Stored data
>> BEGIN

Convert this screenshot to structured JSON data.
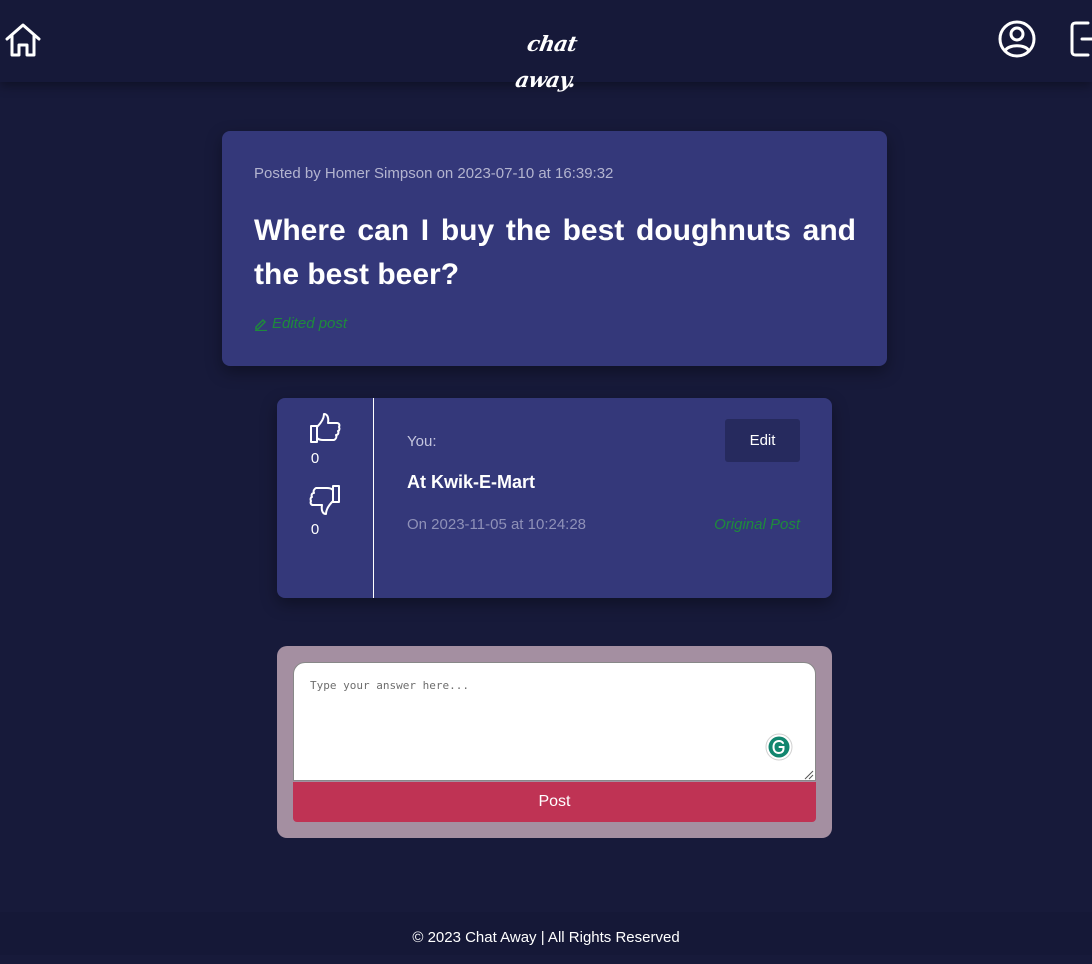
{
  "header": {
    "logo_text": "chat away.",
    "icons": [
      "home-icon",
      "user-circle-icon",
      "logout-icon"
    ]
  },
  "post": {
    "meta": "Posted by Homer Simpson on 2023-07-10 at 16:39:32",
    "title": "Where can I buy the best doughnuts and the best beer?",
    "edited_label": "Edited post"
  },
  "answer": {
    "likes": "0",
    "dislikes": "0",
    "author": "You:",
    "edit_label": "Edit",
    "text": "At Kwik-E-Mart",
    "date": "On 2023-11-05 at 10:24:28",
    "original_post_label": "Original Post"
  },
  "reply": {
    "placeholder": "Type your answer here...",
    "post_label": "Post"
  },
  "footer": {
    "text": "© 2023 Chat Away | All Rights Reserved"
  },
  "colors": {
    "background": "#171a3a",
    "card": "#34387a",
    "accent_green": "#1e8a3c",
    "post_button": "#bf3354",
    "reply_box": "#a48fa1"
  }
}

>> END
>> BEGIN

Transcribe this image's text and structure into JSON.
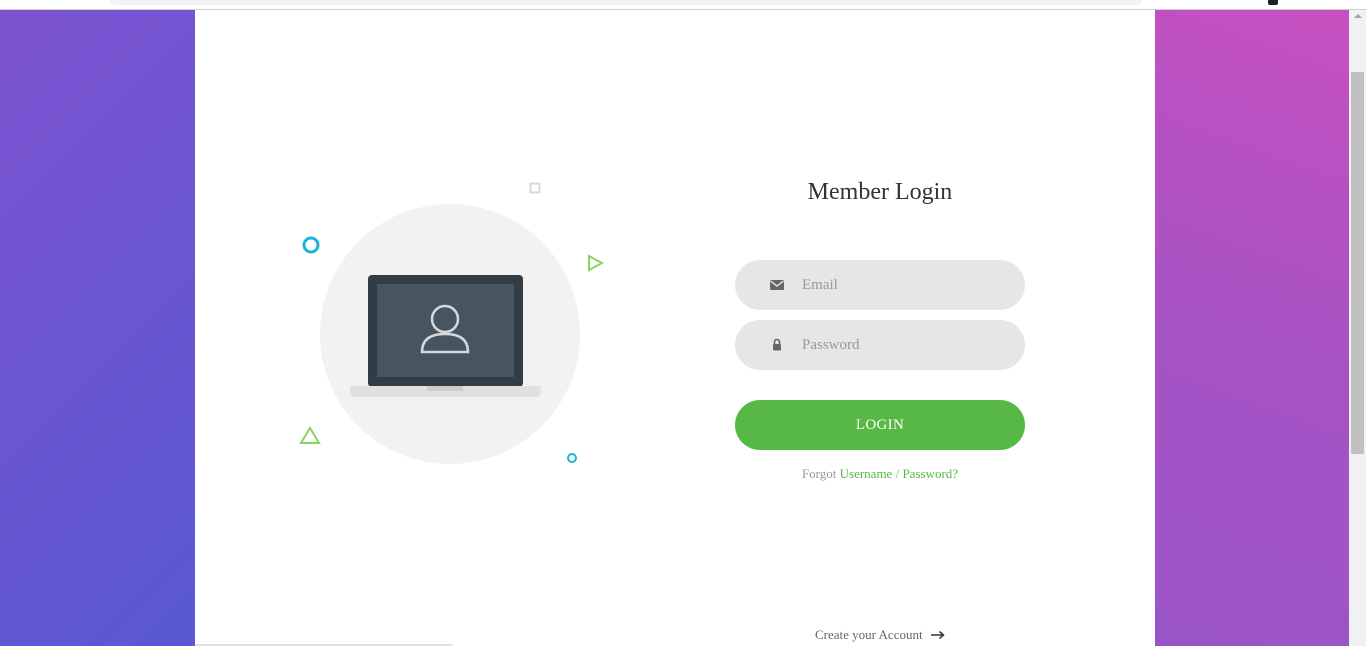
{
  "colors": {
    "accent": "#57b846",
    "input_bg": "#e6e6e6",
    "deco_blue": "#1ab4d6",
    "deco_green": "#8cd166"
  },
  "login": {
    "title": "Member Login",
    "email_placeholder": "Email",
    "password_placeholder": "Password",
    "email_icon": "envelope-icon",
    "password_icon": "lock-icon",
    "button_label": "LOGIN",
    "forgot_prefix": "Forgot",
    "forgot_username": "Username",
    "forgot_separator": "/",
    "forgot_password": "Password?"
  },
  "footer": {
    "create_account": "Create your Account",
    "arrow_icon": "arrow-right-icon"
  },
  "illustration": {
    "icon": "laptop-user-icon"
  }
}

>> END
>> BEGIN

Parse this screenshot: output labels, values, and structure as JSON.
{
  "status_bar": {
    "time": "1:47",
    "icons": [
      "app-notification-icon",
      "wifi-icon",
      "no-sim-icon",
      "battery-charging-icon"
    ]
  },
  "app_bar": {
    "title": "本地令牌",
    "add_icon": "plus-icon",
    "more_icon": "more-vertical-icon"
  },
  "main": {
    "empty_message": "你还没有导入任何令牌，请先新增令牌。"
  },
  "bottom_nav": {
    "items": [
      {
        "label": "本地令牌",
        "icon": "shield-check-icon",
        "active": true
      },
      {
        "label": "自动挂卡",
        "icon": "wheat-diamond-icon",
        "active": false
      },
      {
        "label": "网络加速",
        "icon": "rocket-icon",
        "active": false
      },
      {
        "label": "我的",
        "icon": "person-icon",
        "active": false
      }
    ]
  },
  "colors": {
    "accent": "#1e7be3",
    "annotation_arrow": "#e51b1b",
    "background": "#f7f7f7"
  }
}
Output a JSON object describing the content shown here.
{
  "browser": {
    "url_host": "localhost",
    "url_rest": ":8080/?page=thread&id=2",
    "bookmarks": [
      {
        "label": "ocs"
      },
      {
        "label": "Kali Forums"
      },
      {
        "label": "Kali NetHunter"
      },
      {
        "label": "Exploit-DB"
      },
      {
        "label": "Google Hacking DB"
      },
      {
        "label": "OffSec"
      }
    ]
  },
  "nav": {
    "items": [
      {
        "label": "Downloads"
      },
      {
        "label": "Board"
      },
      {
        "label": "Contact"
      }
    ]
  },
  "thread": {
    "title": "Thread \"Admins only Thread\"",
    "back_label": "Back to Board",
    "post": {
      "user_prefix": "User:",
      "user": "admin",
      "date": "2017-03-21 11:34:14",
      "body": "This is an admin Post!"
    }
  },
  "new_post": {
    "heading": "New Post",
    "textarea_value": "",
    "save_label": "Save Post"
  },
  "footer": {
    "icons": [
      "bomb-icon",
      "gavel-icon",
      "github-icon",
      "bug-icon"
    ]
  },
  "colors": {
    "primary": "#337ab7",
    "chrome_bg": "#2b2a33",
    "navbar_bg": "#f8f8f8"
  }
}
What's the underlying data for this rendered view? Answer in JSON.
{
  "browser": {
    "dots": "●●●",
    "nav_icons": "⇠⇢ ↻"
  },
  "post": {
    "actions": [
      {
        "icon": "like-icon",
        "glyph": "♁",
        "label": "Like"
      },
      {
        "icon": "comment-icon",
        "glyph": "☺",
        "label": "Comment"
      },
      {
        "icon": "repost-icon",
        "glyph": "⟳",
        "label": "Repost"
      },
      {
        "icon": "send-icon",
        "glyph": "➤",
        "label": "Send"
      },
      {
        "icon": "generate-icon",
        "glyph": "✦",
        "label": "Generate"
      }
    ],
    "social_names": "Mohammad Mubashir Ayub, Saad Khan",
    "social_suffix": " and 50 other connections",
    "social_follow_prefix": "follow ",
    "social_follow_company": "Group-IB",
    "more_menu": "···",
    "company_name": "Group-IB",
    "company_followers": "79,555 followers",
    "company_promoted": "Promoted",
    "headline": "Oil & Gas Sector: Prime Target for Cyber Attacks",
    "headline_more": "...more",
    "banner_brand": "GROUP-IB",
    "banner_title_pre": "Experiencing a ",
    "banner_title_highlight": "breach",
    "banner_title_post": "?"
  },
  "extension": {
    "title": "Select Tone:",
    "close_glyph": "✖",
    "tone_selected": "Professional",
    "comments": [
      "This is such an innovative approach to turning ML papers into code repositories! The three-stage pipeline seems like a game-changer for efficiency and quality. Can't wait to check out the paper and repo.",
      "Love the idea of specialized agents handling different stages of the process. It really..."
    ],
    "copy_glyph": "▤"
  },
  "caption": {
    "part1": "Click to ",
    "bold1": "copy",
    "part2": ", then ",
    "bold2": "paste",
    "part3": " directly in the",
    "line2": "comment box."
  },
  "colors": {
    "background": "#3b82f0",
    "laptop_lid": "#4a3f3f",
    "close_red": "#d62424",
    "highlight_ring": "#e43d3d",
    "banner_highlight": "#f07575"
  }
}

>> END

What the task asks
Gather from the data above every line with the string "date".

Task answer
    "date": "On 2023-11-05 at 10:24:28",
      "date": "2017-03-21 11:34:14",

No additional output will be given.